# Start of ROWS
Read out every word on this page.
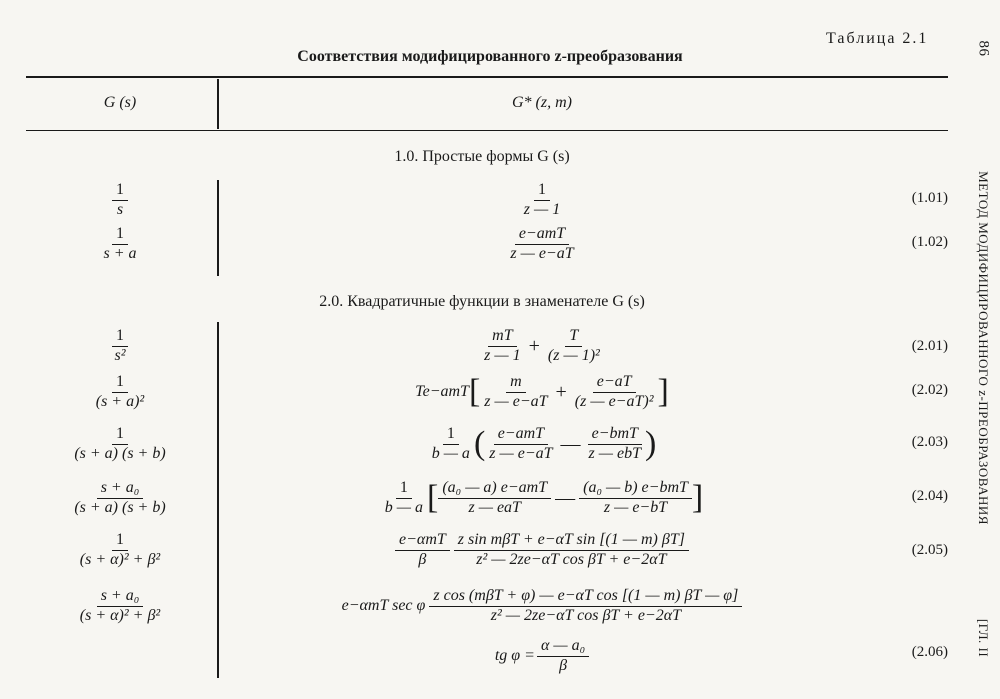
Таблица 2.1
Соответствия модифицированного z-преобразования
G (s)	G* (z, m)
1.0. Простые формы G (s)
$\frac{1}{s}$	$\frac{1}{z — 1}$	(1.01)
$\frac{1}{s + a}$	$\frac{\text{e−amT}}{z — e-aT}$	(1.02)
2.0. Квадратичные функции в знаменателе G (s)
$\frac{1}{\text{s²}}$	$\frac{mT}{z — 1} + \frac{T}{\text{(z — 1)²}}$	(2.01)
$\frac{1}{\text{(s + a)²}}$	Te−amT [ $\frac{m}{z — e-aT} + \frac{e-aT}{\text{(z — e−aT)²}}$ ]	(2.02)
$\frac{1}{(s + a) (s + b)}$	$\frac{1}{b — a}$ ( $\frac{\text{e−amT}}{z — e-aT}$ — $\frac{\text{e−bmT}}{\text{z — ebT}}$ )	(2.03)
$\frac{\text{s + a₀}}{(s + a) (s + b)}$	$\frac{1}{b — a}$ [ $\frac{\text{(a₀ — a) e−amT}}{\text{z — eaT}}$ — $\frac{\text{(a₀ — b) e−bmT}}{z — e-bT}$ ]	(2.04)
$\frac{1}{\text{(s + α)² + β²}}$	$\frac{\text{e−αmT}}{\beta} \frac{\text{z sin mβT + e−αT sin [(1 — m) βT]}}{\text{z² — 2ze−αT cos βT + e−2αT}}$	(2.05)
$\frac{\text{s + a₀}}{\text{(s + α)² + β²}}$	e−αmT sec φ $\frac{\text{z cos (mβT + φ) — e−αT cos [(1 — m) βT — φ]}}{\text{z² — 2ze−αT cos βT + e−2αT}}$
tg $\varphi = \frac{\text{α — a₀}}{\beta}$	(2.06)
86
МЕТОД МОДИФИЦИРОВАННОГО z-ПРЕОБРАЗОВАНИЯ
[ГЛ. II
# End of ROWS
*WRITTEN REQUEST*:
Where a line holds the string "beta", copy that line.

*THE RESPONSE*:
$\frac{1}{\text{(s + α)² + β²}}$	$\frac{\text{e−αmT}}{\beta} \frac{\text{z sin mβT + e−αT sin [(1 — m) βT]}}{\text{z² — 2ze−αT cos βT + e−2αT}}$	(2.05)
tg $\varphi = \frac{\text{α — a₀}}{\beta}$	(2.06)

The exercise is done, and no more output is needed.